• _Written request_
Please find all lines in the data that hold the string "Hawaiian" and copy them.

** Start of Available records **

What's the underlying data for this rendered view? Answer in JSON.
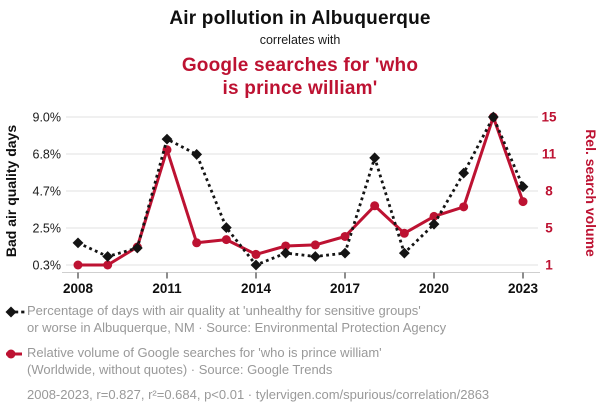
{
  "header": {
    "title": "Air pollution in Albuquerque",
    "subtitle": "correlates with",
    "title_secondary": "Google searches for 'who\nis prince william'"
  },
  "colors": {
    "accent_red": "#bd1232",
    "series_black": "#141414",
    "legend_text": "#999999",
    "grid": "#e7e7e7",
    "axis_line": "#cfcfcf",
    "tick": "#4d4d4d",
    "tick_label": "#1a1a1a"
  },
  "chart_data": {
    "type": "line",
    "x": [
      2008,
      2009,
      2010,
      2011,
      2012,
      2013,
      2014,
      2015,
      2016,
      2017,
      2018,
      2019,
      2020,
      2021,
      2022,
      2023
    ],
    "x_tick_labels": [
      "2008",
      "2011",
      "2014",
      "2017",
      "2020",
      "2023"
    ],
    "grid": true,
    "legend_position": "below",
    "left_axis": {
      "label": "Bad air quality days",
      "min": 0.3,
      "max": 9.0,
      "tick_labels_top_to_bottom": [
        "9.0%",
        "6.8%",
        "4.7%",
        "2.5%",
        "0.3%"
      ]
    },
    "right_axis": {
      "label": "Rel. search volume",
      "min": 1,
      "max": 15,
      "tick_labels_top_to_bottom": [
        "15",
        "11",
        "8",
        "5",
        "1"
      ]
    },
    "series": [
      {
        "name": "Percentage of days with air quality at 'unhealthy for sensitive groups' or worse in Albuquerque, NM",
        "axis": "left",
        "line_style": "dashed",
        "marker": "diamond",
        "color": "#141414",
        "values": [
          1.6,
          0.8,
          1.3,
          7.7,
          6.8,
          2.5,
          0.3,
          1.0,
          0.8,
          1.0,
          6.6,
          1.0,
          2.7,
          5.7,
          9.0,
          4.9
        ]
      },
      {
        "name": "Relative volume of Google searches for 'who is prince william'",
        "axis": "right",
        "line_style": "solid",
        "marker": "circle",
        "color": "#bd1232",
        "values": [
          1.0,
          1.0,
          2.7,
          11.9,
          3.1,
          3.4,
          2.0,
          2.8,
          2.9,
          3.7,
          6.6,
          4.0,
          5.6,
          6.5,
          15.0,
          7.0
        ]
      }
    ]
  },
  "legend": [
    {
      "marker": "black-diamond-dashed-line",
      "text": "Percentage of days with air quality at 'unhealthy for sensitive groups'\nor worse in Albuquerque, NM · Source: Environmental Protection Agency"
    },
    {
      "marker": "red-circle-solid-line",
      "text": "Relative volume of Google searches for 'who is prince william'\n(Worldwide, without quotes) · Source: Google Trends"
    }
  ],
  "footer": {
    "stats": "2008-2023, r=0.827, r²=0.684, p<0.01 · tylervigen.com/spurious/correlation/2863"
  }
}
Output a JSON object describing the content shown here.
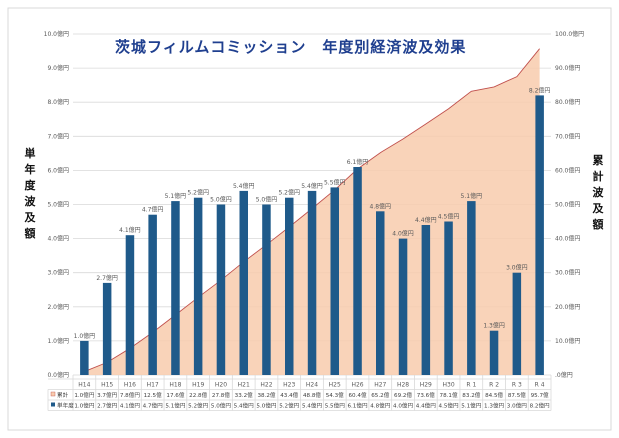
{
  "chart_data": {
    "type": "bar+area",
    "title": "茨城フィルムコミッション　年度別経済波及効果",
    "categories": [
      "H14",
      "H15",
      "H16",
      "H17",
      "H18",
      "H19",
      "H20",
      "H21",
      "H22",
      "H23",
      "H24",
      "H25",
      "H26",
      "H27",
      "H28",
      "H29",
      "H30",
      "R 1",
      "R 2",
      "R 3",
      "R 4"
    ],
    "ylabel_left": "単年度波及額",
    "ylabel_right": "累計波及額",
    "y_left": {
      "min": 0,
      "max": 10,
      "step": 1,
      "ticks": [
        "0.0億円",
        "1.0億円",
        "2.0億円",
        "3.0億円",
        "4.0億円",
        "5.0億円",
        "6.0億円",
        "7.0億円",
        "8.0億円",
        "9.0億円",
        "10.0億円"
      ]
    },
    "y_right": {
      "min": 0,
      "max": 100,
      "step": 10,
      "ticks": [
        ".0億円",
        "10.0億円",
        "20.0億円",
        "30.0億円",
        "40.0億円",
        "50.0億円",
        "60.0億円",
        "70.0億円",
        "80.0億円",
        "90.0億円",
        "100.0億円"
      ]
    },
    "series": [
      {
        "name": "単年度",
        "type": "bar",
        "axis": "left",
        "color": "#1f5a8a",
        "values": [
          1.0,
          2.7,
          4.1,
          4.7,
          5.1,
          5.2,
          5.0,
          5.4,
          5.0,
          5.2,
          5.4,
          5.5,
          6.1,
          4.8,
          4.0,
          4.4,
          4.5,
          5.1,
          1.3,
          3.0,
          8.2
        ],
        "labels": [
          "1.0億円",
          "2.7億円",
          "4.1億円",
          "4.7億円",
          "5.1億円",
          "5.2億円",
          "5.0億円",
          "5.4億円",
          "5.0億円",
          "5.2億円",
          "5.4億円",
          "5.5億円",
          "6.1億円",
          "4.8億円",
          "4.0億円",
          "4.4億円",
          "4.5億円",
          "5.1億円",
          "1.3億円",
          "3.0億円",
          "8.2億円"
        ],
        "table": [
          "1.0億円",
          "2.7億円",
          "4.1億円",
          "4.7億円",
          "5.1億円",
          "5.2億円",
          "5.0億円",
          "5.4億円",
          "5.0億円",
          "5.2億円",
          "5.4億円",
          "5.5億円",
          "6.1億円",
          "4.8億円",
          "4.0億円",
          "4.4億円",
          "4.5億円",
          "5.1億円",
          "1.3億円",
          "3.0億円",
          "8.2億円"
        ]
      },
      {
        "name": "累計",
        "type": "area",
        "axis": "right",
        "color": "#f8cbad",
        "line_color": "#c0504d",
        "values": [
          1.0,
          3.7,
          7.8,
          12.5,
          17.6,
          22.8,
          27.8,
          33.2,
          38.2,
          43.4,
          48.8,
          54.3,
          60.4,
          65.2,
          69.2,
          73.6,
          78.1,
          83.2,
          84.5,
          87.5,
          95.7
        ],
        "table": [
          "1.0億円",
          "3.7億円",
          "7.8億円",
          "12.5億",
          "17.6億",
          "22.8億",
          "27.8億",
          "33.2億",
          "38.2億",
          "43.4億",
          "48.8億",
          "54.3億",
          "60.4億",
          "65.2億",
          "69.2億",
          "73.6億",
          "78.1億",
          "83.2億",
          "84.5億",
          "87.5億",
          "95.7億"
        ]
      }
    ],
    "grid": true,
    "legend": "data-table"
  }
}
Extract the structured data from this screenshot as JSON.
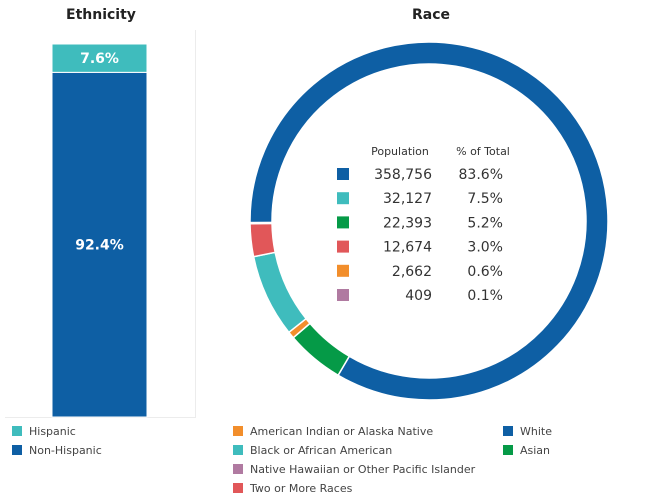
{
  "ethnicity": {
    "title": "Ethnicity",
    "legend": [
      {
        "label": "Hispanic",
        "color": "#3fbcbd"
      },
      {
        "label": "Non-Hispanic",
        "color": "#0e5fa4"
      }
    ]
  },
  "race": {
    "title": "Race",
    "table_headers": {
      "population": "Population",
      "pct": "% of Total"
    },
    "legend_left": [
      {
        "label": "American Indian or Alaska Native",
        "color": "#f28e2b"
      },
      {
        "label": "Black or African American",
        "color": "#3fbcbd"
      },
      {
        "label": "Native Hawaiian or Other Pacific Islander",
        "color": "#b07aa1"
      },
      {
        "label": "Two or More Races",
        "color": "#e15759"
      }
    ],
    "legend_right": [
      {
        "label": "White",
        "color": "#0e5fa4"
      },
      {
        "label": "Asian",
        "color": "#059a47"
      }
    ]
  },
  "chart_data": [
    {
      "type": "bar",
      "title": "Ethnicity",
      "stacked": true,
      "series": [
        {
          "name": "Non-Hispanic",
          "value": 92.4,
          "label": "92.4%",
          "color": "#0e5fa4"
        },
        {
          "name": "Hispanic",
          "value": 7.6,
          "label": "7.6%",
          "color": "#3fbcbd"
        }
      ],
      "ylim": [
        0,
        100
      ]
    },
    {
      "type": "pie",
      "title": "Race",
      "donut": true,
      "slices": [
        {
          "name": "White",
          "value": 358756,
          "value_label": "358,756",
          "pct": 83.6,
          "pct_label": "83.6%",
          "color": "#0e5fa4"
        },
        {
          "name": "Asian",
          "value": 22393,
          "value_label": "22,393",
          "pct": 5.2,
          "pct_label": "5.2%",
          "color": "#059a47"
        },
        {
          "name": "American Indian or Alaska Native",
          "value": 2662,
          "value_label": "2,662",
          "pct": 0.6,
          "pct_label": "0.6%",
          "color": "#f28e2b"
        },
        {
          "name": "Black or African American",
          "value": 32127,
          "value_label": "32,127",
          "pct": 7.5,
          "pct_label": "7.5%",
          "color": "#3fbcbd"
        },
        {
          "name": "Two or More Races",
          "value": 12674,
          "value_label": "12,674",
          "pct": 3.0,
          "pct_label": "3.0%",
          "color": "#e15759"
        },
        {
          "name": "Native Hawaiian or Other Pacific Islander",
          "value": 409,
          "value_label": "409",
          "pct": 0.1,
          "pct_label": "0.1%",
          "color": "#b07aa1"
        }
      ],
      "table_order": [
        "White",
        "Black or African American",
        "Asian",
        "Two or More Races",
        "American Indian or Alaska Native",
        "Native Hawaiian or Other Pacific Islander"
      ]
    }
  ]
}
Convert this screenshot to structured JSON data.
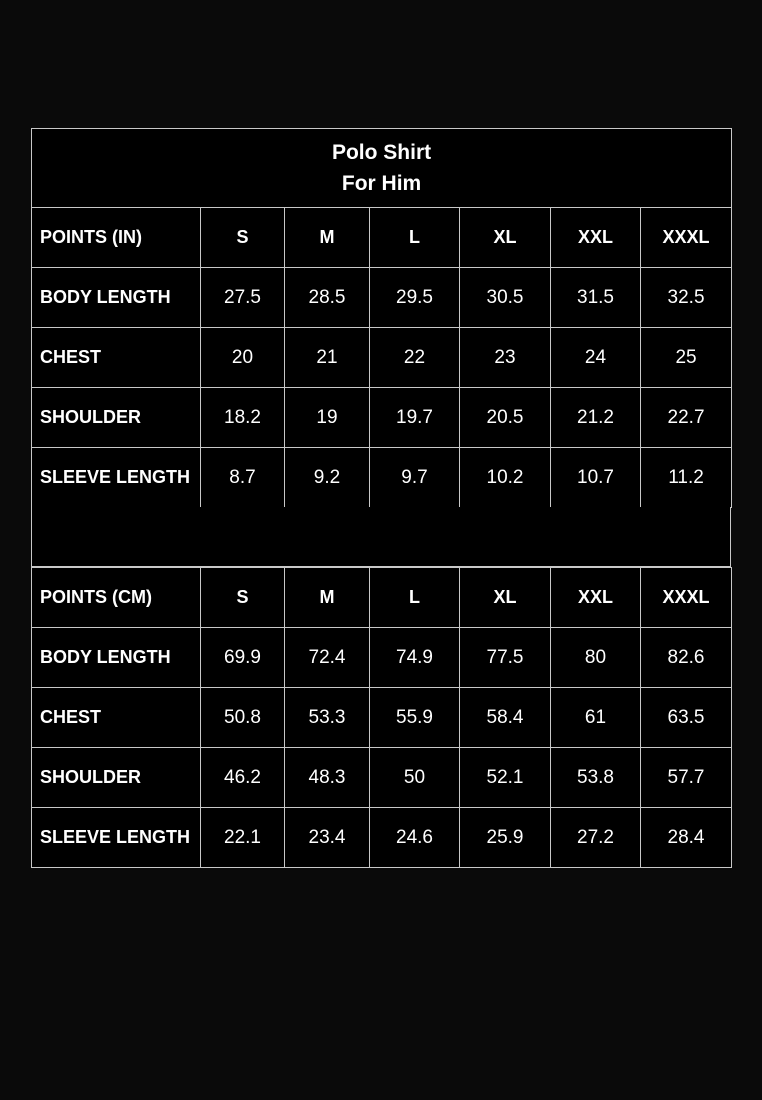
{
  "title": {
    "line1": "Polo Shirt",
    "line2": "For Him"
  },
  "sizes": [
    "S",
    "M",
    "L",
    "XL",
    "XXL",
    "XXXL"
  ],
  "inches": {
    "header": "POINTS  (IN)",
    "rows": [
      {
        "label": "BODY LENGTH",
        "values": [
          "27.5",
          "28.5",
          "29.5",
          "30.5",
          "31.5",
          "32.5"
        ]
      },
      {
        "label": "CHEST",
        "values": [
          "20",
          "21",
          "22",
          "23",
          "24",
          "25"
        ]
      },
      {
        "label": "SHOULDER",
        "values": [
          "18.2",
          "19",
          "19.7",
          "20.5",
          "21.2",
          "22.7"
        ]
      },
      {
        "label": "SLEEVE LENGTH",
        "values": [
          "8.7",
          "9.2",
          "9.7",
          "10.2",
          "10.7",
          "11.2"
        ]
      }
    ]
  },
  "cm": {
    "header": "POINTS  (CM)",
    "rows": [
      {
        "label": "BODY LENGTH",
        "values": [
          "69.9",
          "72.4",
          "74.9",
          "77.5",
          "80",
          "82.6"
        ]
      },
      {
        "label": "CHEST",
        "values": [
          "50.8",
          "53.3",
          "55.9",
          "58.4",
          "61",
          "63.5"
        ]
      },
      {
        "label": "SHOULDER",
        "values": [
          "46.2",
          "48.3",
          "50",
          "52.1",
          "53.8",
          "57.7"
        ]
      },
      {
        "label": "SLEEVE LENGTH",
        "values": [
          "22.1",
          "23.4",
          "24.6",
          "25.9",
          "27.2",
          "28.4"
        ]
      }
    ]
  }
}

** End of Available records **

• _Task result_
        "label": "Native Hawaiian or Other Pacific Islander",
          "name": "Native Hawaiian or Other Pacific Islander",
        "Native Hawaiian or Other Pacific Islander"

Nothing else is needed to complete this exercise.